▸ **Stated exercise 1**
Write out the passage from the post on disintermediation in the markets, starting at "As I re-read" and ending at "markets in general?".
▸ **Stated exercise 2**
In the post on disintermediation in the markets, what single word does the writer say both reasons for using managed plans and mutual funds boil down to?
▸ **Stated exercise 3**
Continue the post on disintermediation in the markets from its final sentence.

Disintermediation in the Markets

As I re-read Jeff Jarvis’s ‘What Would Google Do’ I couldn’t help but re-appreciate it at the same time. Having read it before my foray into sales and trading and now after, the rule of transparency and its negative effect on the middle man in any transaction really hit home. He highlights the movement first in the debt market, especially on the retail (read: average consumer) side. The fact is a lack of transparency was a major cause of the subprime crisis in 2008 with the vague mortgage pools, and the subsequent fact that investors did not really know what they were buying. What happens when the market does a 180 degree turn, when investors go from pooled to individual? Is this already happening in the debt market, and what does it mean for the markets in general?

The counter argument to this is obvious – investors need scale, and the sheer manpower required to invest in every mortgage individually would have been impossible and unprofitable. However, take one step further back. The only reason investors needed the scale (fundamentally speaking) was because of the volume demanded by buy side firms, who don’t want to invest $100 or $1000 dollars, but rather millions. That volume, in turn, was driven by individual clients and company funds, which pooled their money together to push the scale on the buyside firms. So we then see the root of the scale issue – the individual investor.

So that brings us to the next question – if scale is causing issues, why do investors use managed plans and mutual funds? In my humble opinion, it is for two major reasons. One, lack of skill – they do not know what to invest in, what it will yield, and what it involves. Two, they do not know what will happen, they fear the market, which may be highly justifiable, or maybe not. What do both these reasons boil down to? Transparency.

In a transparent market, what you were buying, what it yielded, who you were buying it from, what they were getting for selling it, would all be easily accessible and understandable. Perhaps basic skills would be needed, but ideally basic principles and a transparent environment could help individual’s successfully invest their own money. As Jarvis purports, what if individuals could choose exactly who to lend their money too, instead of buying a pool of loans? I read a story, I read about the individual, what they plan to do with my money, and I decide whether or not I want to invest. I see a company, I see what they are doing, and I decide whether or not I want to invest. That also solves the second obvious counter argument – that pooled funds exist to provide different levels of risk/return. As an individual, I could look at peoples profiles, their history, etc. and decide that for myself.

▸ **Provided records**
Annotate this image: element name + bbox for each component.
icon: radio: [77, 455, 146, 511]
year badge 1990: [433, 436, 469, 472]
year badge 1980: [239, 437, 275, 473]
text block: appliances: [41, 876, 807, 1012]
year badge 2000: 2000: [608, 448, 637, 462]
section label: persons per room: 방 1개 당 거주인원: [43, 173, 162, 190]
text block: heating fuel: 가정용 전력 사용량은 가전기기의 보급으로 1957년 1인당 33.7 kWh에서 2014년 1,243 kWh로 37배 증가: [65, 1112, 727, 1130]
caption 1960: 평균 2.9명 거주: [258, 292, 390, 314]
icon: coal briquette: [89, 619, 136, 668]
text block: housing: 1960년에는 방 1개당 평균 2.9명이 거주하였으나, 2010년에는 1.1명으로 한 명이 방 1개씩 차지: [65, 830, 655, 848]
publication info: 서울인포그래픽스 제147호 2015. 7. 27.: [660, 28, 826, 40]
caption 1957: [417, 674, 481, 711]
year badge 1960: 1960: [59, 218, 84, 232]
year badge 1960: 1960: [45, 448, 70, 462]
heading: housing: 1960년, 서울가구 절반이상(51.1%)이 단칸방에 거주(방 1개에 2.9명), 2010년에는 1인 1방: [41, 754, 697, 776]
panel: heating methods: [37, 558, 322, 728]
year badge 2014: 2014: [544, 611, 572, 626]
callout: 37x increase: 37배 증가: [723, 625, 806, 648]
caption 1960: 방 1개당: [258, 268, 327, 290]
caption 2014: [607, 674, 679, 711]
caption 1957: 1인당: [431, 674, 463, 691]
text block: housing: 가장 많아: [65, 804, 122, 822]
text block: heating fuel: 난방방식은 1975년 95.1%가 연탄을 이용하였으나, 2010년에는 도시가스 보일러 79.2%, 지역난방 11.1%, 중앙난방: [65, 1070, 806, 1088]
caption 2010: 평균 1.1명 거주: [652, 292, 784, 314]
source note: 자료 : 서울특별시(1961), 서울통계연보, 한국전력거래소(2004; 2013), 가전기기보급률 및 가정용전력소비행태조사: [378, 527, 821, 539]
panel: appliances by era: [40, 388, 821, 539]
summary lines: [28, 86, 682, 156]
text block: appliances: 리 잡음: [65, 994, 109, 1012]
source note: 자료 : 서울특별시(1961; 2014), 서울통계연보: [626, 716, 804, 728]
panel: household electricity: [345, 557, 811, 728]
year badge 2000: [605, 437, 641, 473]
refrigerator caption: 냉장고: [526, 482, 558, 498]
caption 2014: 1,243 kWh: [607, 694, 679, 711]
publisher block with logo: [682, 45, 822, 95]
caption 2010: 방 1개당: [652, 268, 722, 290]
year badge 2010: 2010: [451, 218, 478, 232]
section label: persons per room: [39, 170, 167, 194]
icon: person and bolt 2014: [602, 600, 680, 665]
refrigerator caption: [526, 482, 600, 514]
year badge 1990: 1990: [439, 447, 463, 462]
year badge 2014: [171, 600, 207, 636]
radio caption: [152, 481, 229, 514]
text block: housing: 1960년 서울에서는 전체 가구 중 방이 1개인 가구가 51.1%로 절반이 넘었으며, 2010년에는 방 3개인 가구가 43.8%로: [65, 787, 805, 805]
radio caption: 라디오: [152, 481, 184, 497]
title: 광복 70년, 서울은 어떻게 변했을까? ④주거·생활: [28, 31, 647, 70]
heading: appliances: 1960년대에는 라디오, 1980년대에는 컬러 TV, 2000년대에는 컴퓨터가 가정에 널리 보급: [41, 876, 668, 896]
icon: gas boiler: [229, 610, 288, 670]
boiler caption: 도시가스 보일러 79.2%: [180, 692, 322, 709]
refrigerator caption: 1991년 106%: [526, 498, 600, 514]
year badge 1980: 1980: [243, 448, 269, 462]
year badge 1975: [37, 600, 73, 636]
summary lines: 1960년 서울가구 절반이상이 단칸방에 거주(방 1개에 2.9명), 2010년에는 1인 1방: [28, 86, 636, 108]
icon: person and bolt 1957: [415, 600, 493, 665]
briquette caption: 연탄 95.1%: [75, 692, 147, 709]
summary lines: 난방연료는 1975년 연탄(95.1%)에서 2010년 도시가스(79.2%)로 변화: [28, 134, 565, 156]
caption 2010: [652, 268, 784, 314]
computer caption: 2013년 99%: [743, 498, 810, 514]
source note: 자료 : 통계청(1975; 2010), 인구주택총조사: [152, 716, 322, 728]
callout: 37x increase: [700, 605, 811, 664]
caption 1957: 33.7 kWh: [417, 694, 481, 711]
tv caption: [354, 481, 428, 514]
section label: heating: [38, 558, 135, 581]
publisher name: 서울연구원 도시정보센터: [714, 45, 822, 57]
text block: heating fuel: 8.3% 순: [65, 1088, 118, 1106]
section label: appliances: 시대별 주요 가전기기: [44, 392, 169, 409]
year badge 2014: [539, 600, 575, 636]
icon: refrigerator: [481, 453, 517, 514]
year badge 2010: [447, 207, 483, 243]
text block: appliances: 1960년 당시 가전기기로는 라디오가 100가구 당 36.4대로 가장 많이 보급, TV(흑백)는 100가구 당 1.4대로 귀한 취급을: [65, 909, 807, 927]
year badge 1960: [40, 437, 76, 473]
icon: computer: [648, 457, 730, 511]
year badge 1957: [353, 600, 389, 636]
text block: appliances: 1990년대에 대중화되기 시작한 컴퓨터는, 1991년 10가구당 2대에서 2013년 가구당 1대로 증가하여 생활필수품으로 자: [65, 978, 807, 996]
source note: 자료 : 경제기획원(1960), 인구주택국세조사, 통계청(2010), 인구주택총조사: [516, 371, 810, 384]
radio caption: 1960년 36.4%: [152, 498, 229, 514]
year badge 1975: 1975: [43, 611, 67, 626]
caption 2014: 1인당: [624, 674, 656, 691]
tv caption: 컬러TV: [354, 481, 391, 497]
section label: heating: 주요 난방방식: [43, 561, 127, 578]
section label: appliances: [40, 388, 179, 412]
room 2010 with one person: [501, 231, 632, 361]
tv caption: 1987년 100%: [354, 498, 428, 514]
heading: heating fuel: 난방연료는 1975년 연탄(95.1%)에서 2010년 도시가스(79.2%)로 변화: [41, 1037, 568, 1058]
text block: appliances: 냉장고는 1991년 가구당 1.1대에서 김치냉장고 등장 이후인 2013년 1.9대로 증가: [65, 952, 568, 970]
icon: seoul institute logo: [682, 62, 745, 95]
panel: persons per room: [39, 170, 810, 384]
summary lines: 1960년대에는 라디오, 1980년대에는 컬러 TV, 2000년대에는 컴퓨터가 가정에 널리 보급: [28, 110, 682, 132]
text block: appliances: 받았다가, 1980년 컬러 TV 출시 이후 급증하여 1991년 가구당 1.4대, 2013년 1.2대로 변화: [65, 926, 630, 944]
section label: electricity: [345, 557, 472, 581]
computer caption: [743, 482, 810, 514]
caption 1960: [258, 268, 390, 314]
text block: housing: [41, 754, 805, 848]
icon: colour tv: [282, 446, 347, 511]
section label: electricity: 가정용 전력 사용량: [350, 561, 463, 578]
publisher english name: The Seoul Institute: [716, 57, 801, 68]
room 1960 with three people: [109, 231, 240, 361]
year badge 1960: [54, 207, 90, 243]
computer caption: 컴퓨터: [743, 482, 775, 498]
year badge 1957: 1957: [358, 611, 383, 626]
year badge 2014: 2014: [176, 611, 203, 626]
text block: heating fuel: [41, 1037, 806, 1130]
* * *
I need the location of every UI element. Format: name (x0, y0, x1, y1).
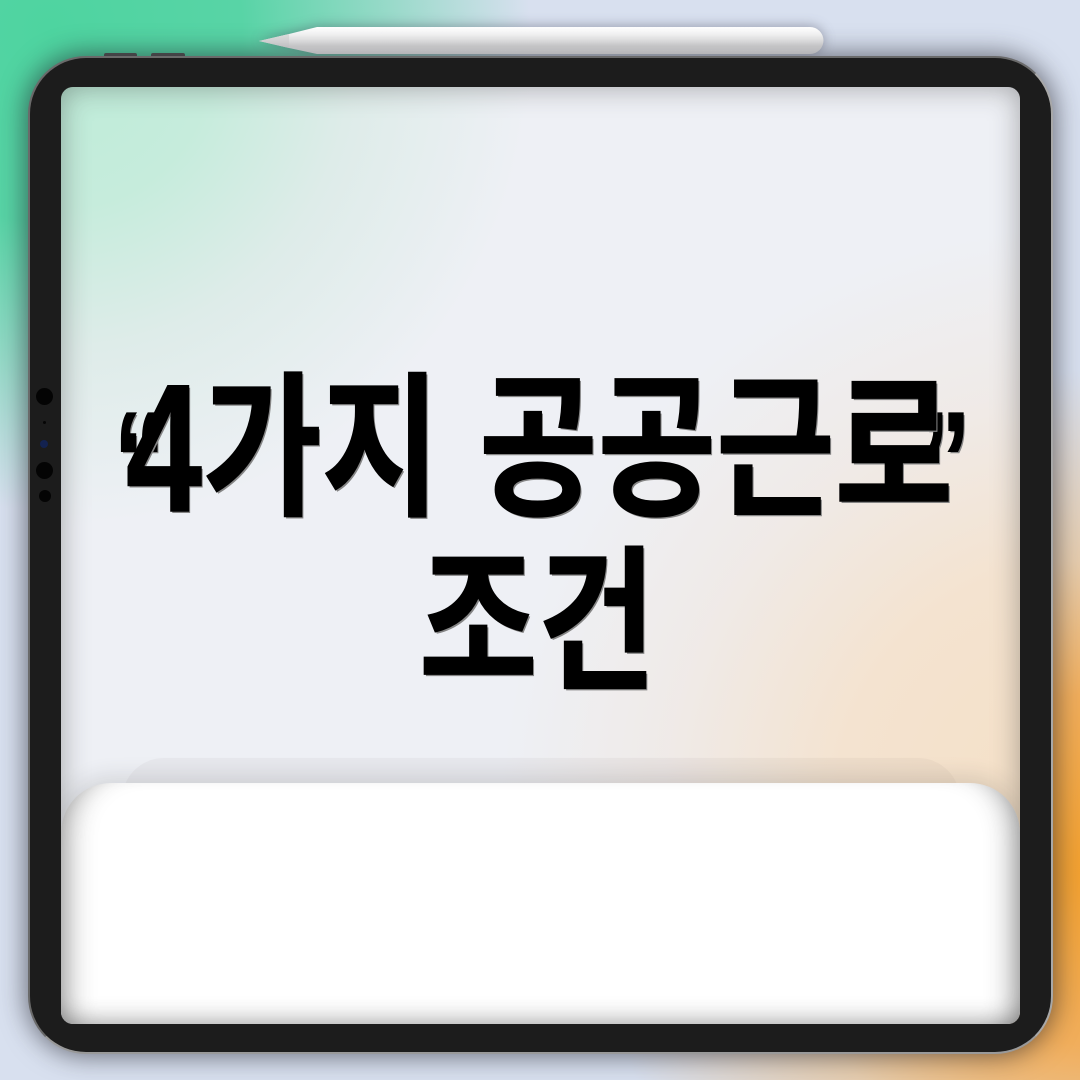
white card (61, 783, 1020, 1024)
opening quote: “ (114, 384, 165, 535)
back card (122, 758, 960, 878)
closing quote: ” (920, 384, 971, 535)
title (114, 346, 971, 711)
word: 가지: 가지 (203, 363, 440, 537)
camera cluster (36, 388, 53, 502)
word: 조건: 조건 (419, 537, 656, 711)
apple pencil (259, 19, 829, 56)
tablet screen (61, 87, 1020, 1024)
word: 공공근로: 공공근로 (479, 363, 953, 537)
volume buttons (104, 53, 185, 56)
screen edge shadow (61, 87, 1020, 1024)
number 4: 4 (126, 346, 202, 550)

▸ **Written response 1**
As I re-read Jeff Jarvis’s ‘What Would Google Do’ I couldn’t help but re-appreciate it at the same time. Having read it before my foray into sales and trading and now after, the rule of transparency and its negative effect on the middle man in any transaction really hit home. He highlights the movement first in the debt market, especially on the retail (read: average consumer) side. The fact is a lack of transparency was a major cause of the subprime crisis in 2008 with the vague mortgage pools, and the subsequent fact that investors did not really know what they were buying. What happens when the market does a 180 degree turn, when investors go from pooled to individual? Is this already happening in the debt market, and what does it mean for the markets in general?

▸ **Written response 2**
Transparency.

▸ **Written response 3**
Now take it one step further. Let individuals track their successes and failures. Make that information easily readable and understandable. Help them understand their blunders and failures, as well as providing built in safe-guards. Measure that against safety variables the user could enter themselves. Lending money to someone who hasn’t paid it back 4 of the last 5 times? Be careful, perhaps seek out an individual who has a history of successful repayment. By making the market more transparent, it becomes easier to see which investments are good, and which are duds.

However, that leads to the crux of this post – it removes the intermediary. It’s a conflict of interest really, the intermediary makes money off scale – lower the cost to the producer, keep the cost to the consumer flat. It is in the interest of the intermediary to keep the products bundled – that’s how they make money. What happens when users can go directly to the source though? What happens when instead of buying two shares in Fund A, I can lend money to John Doe to start a business, buy a car, or put money down on a house? I get full disclosure on John Doe – his credit history, his story, whatever other information he wants to give out. The experience totally changes.

My second thought is, if this were the case, what would happen to volatility in the markets? If the traded volumes go down, and interest shift from a purely monetary to an emotional and monetary level, would people be indirectly incentivized to hold onto their purchases? I lent money to John Doe because I believe in John Doe’s story, I have no interest (and little incentive) to resell/repackage that loan to others. Maybe removal of scale even limits potential complication of the markets? I don’t know. Perhaps the idea is limited to debt – to loaning and borrowing, but perhaps not, only time will tell. As Jarvis would say, it’s about time the financial industry got Googlized.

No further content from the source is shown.